■ **EXERCISE OBJECTIVE**
Reproduce verbatim the entries from the line containing "arrowhead-book-borrow (731, 287, 749, 315)" up to and including the line containing "arrowhead-leaf-currentborrow-1 (933, 409, 951, 435)", and nothing else.

■ **EXTRACTED RECORDS**
* * * * *

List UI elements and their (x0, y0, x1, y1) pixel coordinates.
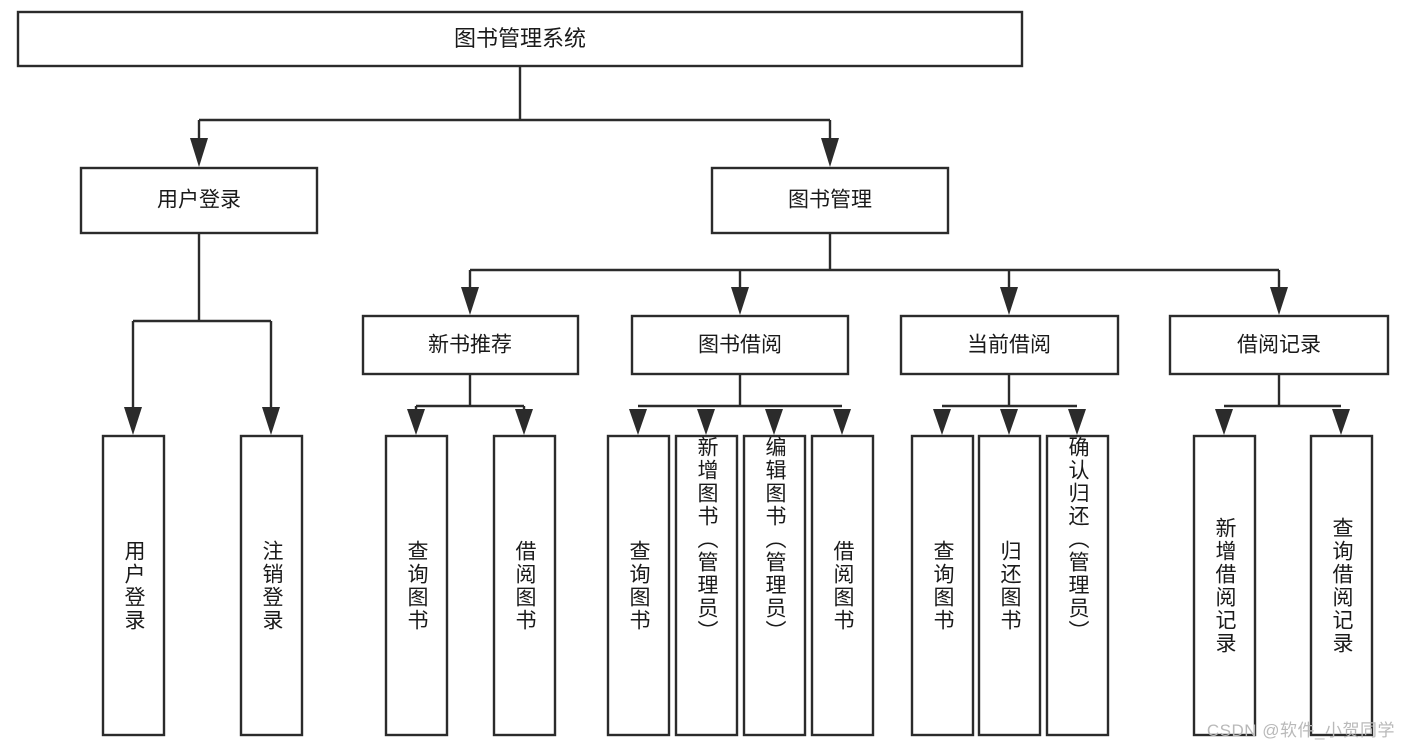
arrowhead-book-borrow (731, 287, 749, 315)
leaf-box-current-borrow-2[interactable] (977, 434, 1042, 737)
node-book-borrow-box[interactable] (630, 314, 850, 376)
arrowhead-new-book (461, 287, 479, 315)
arrowhead-leaf-currentborrow-1 (933, 409, 951, 435)
leaf-box-user-login-2[interactable] (239, 434, 304, 737)
arrowhead-leaf-bookborrow-3 (765, 409, 783, 435)
leaf-group-borrow-record (1192, 434, 1374, 737)
node-user-login-box[interactable] (79, 166, 319, 235)
arrowhead-leaf-currentborrow-3 (1068, 409, 1086, 435)
arrowhead-leaf-newbook-1 (407, 409, 425, 435)
node-root-box[interactable] (16, 10, 1024, 68)
connector-group-new-book (407, 374, 533, 435)
connector-group-user-login (124, 233, 280, 435)
arrowhead-leaf-currentborrow-2 (1000, 409, 1018, 435)
leaf-group-current-borrow (910, 434, 1110, 737)
connector-group-book-borrow (629, 374, 851, 435)
node-root[interactable]: 图书管理系统 (16, 10, 1024, 68)
leaf-group-new-book-recommend (384, 434, 557, 737)
node-book-manage-box[interactable] (710, 166, 950, 235)
leaf-box-book-borrow-2[interactable] (674, 434, 739, 737)
arrowhead-leaf-borrowrecord-1 (1215, 409, 1233, 435)
leaf-group-user-login (101, 434, 304, 737)
arrowhead-leaf-bookborrow-1 (629, 409, 647, 435)
arrowhead-leaf-user-login-2 (262, 407, 280, 435)
arrowhead-borrow-record (1270, 287, 1288, 315)
node-new-book-recommend-box[interactable] (361, 314, 580, 376)
arrowhead-leaf-user-login-1 (124, 407, 142, 435)
arrowhead-book-manage (821, 138, 839, 167)
arrowhead-leaf-borrowrecord-2 (1332, 409, 1350, 435)
leaf-box-new-book-1[interactable] (384, 434, 449, 737)
node-current-borrow-box[interactable] (899, 314, 1120, 376)
node-borrow-record-box[interactable] (1168, 314, 1390, 376)
leaf-box-book-borrow-4[interactable] (810, 434, 875, 737)
leaf-box-current-borrow-3[interactable] (1045, 434, 1110, 737)
node-borrow-record-label: 借阅记录 (1237, 334, 1321, 357)
leaf-box-current-borrow-1[interactable] (910, 434, 975, 737)
node-current-borrow[interactable]: 当前借阅 (899, 314, 1120, 376)
node-user-login-label: 用户登录 (157, 189, 241, 212)
arrowhead-current-borrow (1000, 287, 1018, 315)
connector-group-book-manage (461, 233, 1288, 315)
connector-group-borrow-record (1215, 374, 1350, 435)
arrowhead-user-login (190, 138, 208, 167)
csdn-watermark: CSDN @软件_小贺同学 (1206, 721, 1395, 740)
arrowhead-leaf-newbook-2 (515, 409, 533, 435)
leaf-box-book-borrow-1[interactable] (606, 434, 671, 737)
node-book-borrow-label: 图书借阅 (698, 334, 782, 357)
leaf-box-book-borrow-3[interactable] (742, 434, 807, 737)
connector-group-current-borrow (933, 374, 1086, 435)
node-borrow-record[interactable]: 借阅记录 (1168, 314, 1390, 376)
node-new-book-recommend[interactable]: 新书推荐 (361, 314, 580, 376)
node-new-book-recommend-label: 新书推荐 (428, 334, 512, 357)
node-book-manage[interactable]: 图书管理 (710, 166, 950, 235)
node-book-borrow[interactable]: 图书借阅 (630, 314, 850, 376)
node-user-login[interactable]: 用户登录 (79, 166, 319, 235)
leaf-box-borrow-record-1[interactable] (1192, 434, 1257, 737)
node-root-label: 图书管理系统 (454, 26, 586, 51)
leaf-group-book-borrow (606, 434, 875, 737)
leaf-box-user-login-1[interactable] (101, 434, 166, 737)
node-book-manage-label: 图书管理 (788, 189, 872, 212)
leaf-box-borrow-record-2[interactable] (1309, 434, 1374, 737)
leaf-box-new-book-2[interactable] (492, 434, 557, 737)
node-current-borrow-label: 当前借阅 (967, 334, 1051, 357)
connector-group-root (190, 66, 839, 167)
arrowhead-leaf-bookborrow-4 (833, 409, 851, 435)
arrowhead-leaf-bookborrow-2 (697, 409, 715, 435)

* * * * *

■ **TASK RESULT**
arrowhead-book-borrow (731, 287, 749, 315)
leaf-box-current-borrow-2[interactable] (977, 434, 1042, 737)
node-book-borrow-box[interactable] (630, 314, 850, 376)
arrowhead-new-book (461, 287, 479, 315)
arrowhead-leaf-currentborrow-1 (933, 409, 951, 435)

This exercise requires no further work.